- [DOCUMENT SECTION]:
[Start of section]
Clinically, natal teeth are small, conical and usually have an immature appearance with poorly-developed, hypoplastic enamel and dentine.7,8 They are attached to the mucosa and are occasionally covered by a pad of soft tissue. There is usually absent or poor root development and this generally results in significant mobility.5,7,8,10

The diagnosis of natal teeth must follow a thorough clinical examination of the patient under ample lighting. The maxillofacial surgery team is the usual point of referral in most cases.

Natal teeth can be classified in four categories: oedema of the gingival tissue with an unerupted but palpable tooth, eruption of the incisal margin of the crown, a solid crown attached loosely to the alveolus with little or no root or a shell-like crown loosely attached with little or no root.4,7 Differential diagnoses include Bohn's nodules, gingival epulis or hamartomas of the alveolus.7

Management of natal teeth is typically conservative. Clinical indications for removal include:

  • Poor support and ensuing mobility as there is a significant aspiration risk3,5,7,8,9,14

  • Inability to latch and feed3,5,7,8,9,14

  • Interference with suckling3,5,7,8,9,14

  • Breast irritation detrimental to feeding3,5,7,8,9,14

  • Persistent lingual ulceration (Riga-Fede disease) that is not amenable to conservative management3,5,7,8,9,14

  • Supernumerary natal teeth as confirmed by radiography.11

Mobile teeth not posing a significant risk of aspiration should be kept under review. Normal root development improves the stability. Kates et al. noted that natal teeth that survived to four months had good prognosis for retention.11

Removal is not indicated if there is no interference with feeding. Riga-Fede disease is not an absolute indication for extraction.15 The initial treatment for lingual ulceration is either the smoothing of the sharp incisal edges or the placement of adhesive restoration to round off the edges. However, most natal teeth show significant evidence of enamel hypomineralisation and hypoplasia, posing problems with bonding and the risk of aspiration of the material.15

The consequence of early extraction of natal teeth is the possibility of anterior crowding, since the space originally occupied by the extracted teeth may be encroached upon by neighbouring primary teeth.
[End of section]
- [WHAT TO WORK ON]:
(1) According to the natal teeth passage, what did Kates et al. note about natal teeth that survived to four months?
(2) Duplicate the natal teeth passage between "Removal is not" and "neighbouring primary teeth.", inclusive.
(3) Go on with the passage on natal teeth from the point where it stops.

- [Dataset excerpts]:
[Start of section]
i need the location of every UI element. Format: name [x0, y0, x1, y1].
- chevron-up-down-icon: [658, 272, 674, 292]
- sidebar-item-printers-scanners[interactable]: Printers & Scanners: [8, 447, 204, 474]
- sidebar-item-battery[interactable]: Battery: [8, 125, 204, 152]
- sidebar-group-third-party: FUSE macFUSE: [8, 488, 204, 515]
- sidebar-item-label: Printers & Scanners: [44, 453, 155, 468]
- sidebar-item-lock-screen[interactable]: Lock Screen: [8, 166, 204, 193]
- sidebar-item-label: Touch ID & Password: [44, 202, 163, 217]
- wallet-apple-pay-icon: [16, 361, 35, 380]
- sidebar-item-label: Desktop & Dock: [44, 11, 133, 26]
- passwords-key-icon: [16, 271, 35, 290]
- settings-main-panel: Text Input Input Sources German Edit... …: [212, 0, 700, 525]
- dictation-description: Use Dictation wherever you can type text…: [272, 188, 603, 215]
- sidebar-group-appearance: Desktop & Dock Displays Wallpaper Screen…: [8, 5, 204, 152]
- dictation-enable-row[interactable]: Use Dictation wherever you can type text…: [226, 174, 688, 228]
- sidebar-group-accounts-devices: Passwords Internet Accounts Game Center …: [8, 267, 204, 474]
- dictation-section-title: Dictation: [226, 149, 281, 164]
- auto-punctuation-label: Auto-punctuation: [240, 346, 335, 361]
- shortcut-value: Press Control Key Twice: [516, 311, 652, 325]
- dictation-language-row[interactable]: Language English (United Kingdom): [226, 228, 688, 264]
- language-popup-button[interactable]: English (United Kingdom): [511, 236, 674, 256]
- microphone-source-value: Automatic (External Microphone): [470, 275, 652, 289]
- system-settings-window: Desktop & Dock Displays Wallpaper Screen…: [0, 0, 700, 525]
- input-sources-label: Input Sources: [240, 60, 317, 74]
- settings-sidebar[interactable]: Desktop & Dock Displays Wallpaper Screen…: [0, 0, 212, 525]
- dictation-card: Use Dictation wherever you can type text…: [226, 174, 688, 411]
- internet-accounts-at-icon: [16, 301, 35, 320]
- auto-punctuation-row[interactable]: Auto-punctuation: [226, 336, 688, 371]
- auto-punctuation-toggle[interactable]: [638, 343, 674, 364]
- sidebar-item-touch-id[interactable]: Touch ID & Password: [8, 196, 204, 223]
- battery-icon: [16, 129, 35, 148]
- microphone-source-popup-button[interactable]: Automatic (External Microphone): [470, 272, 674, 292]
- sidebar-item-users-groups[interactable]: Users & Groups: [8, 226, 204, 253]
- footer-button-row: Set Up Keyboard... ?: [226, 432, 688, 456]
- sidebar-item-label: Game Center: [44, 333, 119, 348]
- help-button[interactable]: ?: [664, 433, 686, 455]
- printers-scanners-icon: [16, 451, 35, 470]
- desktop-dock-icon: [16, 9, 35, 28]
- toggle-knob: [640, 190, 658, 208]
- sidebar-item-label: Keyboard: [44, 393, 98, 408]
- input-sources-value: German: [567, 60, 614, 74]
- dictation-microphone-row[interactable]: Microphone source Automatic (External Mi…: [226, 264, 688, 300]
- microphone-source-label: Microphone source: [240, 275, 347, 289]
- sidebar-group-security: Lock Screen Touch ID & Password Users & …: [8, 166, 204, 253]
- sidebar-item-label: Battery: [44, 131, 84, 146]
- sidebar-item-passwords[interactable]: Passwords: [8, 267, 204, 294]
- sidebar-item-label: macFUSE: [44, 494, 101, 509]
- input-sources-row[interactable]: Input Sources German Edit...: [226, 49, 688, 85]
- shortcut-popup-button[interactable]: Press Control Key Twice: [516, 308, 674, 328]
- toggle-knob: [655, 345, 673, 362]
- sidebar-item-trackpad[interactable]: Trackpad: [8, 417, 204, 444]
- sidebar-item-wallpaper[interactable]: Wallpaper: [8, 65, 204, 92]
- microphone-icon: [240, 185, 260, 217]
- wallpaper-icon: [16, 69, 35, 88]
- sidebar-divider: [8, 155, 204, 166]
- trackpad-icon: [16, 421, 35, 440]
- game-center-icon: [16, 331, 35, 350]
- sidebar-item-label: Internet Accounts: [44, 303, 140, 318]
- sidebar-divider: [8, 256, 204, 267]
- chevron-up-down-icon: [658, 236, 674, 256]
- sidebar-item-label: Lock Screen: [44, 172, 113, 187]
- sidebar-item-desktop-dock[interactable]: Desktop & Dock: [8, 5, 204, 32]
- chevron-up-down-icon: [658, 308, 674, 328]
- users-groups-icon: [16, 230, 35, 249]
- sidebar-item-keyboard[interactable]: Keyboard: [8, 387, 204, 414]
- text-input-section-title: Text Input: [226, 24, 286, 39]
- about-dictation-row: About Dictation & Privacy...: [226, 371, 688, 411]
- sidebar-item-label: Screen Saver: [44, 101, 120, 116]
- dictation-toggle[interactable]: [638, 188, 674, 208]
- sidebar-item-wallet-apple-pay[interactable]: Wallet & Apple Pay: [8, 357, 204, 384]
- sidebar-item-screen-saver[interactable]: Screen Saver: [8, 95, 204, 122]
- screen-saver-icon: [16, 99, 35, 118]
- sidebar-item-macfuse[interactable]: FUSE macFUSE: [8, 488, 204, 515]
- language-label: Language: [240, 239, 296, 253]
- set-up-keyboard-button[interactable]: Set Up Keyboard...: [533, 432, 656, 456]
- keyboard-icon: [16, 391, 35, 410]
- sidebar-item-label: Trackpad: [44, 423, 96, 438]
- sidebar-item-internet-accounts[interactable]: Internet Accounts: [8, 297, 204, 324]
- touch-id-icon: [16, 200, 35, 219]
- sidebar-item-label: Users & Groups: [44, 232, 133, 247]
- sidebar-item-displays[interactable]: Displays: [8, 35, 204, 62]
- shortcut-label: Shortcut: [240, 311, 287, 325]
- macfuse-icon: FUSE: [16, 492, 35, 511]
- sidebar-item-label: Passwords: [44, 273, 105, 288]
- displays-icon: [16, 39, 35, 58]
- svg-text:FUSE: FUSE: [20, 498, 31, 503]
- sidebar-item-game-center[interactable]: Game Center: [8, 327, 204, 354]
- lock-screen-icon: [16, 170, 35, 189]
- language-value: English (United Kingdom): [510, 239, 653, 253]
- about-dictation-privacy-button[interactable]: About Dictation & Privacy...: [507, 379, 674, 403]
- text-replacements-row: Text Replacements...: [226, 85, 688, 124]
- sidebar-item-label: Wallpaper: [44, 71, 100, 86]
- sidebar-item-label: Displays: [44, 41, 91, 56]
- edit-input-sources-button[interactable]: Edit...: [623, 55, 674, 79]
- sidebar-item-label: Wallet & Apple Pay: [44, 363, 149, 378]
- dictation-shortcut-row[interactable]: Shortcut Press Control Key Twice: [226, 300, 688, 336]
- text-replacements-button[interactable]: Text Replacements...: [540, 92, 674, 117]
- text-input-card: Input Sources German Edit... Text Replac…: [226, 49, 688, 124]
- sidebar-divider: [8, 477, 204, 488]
[End of section]
- [SOLVED TASKS]:
(1) They had a good prognosis for retention.

(2)
Removal is not indicated if there is no interference with feeding. Riga-Fede disease is not an absolute indication for extraction.15 The initial treatment for lingual ulceration is either the smoothing of the sharp incisal edges or the placement of adhesive restoration to round off the edges. However, most natal teeth show significant evidence of enamel hypomineralisation and hypoplasia, posing problems with bonding and the risk of aspiration of the material.15

The consequence of early extraction of natal teeth is the possibility of anterior crowding, since the space originally occupied by the extracted teeth may be encroached upon by neighbouring primary teeth.

(3)
It is important to consider natal teeth as a variation of normal dental development. Aside from the clinical guidelines, healthcare professionals should acknowledge social and cultural attitudes towards natal teeth.

It is quite possible to encounter parents from cultures and communities where this variation is seen as an omen of bad fortune and evil.3,5,6 The authors have experienced parents demanding extractions without acceptable indications and it is important for practitioners to acknowledge historical perspectives in reassuring parents and protecting children. Anecdotal reports of fathers' removing neonates' teeth at home raise complex child protection issues. Where there isn't an indication to extract natal teeth, doctors are faced with the difficult decision to balance the best interests of the child and its protection against cultural sensitivity. Compounding this is the debate about acceptability and what is seen as normal practice both in the eyes of the law and socially: for example, male circumcision is largely accepted on cultural grounds alone without any clear clinical indications. Does the refusal to remove natal teeth on the whim of parents fall into a similar trap? Most likely not, but it is important to acknowledge the socio-psychological factors at play when addressing such issues.

In conclusion, neonates with prematurely erupted teeth must be managed with careful clinical examination and treatment planning. It is also important to include parental counselling and awareness as part of the management of natal teeth in order to allay fears and banish myths that may be held. Further research into aetiology would be helpful in this regard and clinicians must be aware of the child protection element that this relatively infrequent occurrence may entail.